— Short problem —
Of the lines in this material, how many contain "color"? Answer with a single number only.

-- Begin Extracted information --

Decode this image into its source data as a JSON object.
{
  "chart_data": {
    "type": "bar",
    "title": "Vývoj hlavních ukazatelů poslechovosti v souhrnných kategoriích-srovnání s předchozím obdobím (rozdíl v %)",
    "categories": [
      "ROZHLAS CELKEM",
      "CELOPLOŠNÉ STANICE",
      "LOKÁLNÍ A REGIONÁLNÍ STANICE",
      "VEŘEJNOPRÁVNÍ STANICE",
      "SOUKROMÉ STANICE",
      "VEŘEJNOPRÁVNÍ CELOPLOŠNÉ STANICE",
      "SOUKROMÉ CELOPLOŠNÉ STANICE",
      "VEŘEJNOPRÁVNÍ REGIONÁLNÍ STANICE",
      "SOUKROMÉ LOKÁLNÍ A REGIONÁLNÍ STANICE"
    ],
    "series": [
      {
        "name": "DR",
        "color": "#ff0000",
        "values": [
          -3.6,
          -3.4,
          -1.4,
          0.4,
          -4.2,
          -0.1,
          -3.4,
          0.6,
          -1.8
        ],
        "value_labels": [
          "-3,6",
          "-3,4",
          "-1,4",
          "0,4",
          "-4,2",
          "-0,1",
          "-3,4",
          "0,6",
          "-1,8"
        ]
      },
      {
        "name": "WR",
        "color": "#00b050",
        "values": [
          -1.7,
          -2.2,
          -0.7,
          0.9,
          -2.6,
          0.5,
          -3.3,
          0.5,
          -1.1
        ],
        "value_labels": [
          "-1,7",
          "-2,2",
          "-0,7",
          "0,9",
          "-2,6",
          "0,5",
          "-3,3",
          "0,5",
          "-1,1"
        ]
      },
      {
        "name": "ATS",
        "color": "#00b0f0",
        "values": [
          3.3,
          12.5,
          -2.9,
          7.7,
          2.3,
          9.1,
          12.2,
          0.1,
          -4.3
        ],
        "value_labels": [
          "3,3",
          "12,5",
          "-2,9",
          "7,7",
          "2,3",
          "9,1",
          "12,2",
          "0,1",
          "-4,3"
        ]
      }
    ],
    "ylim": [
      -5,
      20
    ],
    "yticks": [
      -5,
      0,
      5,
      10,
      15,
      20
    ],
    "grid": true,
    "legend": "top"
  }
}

-- End Extracted information --

— Worked solution —
3